(Records from a data collection)
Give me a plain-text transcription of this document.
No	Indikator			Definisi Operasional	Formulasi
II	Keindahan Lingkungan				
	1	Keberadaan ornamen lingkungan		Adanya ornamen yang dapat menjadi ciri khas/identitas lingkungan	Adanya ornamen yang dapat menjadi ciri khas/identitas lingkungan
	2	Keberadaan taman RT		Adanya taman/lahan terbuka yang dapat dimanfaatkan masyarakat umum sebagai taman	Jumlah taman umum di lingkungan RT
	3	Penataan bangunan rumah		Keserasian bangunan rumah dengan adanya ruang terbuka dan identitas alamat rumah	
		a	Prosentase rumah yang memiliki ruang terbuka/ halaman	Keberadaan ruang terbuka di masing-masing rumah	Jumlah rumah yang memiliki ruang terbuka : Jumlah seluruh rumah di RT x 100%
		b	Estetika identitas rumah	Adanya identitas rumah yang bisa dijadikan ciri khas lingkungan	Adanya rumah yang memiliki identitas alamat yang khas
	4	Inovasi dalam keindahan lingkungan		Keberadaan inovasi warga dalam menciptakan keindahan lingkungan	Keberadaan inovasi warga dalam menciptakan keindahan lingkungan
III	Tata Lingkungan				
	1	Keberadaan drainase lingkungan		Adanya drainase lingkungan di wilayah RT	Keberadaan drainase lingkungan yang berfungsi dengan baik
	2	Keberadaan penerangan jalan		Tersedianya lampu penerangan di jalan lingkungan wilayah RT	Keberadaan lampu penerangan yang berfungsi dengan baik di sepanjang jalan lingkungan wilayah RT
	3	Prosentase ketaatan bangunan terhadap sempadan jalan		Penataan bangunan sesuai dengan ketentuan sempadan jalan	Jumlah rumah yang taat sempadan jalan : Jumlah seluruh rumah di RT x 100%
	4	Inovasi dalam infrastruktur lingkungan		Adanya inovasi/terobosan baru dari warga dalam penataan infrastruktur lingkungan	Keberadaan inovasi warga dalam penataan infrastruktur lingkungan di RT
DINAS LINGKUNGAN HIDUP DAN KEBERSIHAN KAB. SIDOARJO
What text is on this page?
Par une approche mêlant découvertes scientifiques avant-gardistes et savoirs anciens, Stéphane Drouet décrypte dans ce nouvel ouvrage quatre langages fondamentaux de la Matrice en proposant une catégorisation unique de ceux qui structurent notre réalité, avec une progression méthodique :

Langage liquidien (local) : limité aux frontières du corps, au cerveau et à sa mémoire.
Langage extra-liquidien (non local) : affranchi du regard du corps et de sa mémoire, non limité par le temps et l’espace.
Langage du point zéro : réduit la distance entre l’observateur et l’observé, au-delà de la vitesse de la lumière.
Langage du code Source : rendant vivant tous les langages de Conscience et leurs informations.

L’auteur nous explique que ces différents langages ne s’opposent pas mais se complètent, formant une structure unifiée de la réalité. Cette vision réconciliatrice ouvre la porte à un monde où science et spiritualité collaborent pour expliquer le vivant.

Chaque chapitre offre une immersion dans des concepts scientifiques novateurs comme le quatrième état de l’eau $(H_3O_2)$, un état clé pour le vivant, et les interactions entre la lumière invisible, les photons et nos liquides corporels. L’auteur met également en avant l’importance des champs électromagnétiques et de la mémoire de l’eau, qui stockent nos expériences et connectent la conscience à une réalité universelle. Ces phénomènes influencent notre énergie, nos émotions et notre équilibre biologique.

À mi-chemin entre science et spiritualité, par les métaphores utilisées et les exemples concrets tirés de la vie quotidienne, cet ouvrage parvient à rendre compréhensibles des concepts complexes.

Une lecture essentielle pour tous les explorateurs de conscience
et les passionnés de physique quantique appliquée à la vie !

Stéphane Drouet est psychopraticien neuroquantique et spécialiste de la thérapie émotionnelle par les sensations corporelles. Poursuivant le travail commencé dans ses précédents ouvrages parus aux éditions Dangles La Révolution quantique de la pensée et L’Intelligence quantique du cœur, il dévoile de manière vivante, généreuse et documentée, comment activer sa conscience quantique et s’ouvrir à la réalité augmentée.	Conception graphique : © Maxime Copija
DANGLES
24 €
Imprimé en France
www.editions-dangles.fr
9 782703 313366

— DIRECTIONS —
Of all the lines in the data above, state how many include "jalan". Say only the number.

— RESULT OF THE EXERCISE —
2